◆ **The problem**
Rewrite the lines below as a JSON list of strings, with one string for each line and any blank lines left out.

┄┄┄┄┄┄┄┄┄┄┄┄┄┄┄┄┄┄┄┄

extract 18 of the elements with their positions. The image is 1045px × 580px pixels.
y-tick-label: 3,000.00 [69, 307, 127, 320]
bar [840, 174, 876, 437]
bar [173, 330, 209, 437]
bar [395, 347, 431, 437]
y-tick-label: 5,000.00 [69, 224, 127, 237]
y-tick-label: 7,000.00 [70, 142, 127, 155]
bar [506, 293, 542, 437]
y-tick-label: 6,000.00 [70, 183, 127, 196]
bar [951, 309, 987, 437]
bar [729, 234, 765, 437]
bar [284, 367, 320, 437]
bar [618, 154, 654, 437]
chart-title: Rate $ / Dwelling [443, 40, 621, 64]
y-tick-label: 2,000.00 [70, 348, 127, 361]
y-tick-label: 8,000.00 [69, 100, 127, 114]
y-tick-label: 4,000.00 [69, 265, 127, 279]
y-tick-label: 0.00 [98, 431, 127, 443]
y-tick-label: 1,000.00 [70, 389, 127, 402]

┄┄┄┄┄┄┄┄┄┄┄┄┄┄┄┄┄┄┄┄

◆ **Answer for the task**
[
  "extract 18 of the elements with their positions. The image is 1045px × 580px pixels.",
  "y-tick-label: 3,000.00 [69, 307, 127, 320]",
  "bar [840, 174, 876, 437]",
  "bar [173, 330, 209, 437]",
  "bar [395, 347, 431, 437]",
  "y-tick-label: 5,000.00 [69, 224, 127, 237]",
  "y-tick-label: 7,000.00 [70, 142, 127, 155]",
  "bar [506, 293, 542, 437]",
  "y-tick-label: 6,000.00 [70, 183, 127, 196]",
  "bar [951, 309, 987, 437]",
  "bar [729, 234, 765, 437]",
  "bar [284, 367, 320, 437]",
  "bar [618, 154, 654, 437]",
  "chart-title: Rate $ / Dwelling [443, 40, 621, 64]",
  "y-tick-label: 2,000.00 [70, 348, 127, 361]",
  "y-tick-label: 8,000.00 [69, 100, 127, 114]",
  "y-tick-label: 4,000.00 [69, 265, 127, 279]",
  "y-tick-label: 0.00 [98, 431, 127, 443]",
  "y-tick-label: 1,000.00 [70, 389, 127, 402]"
]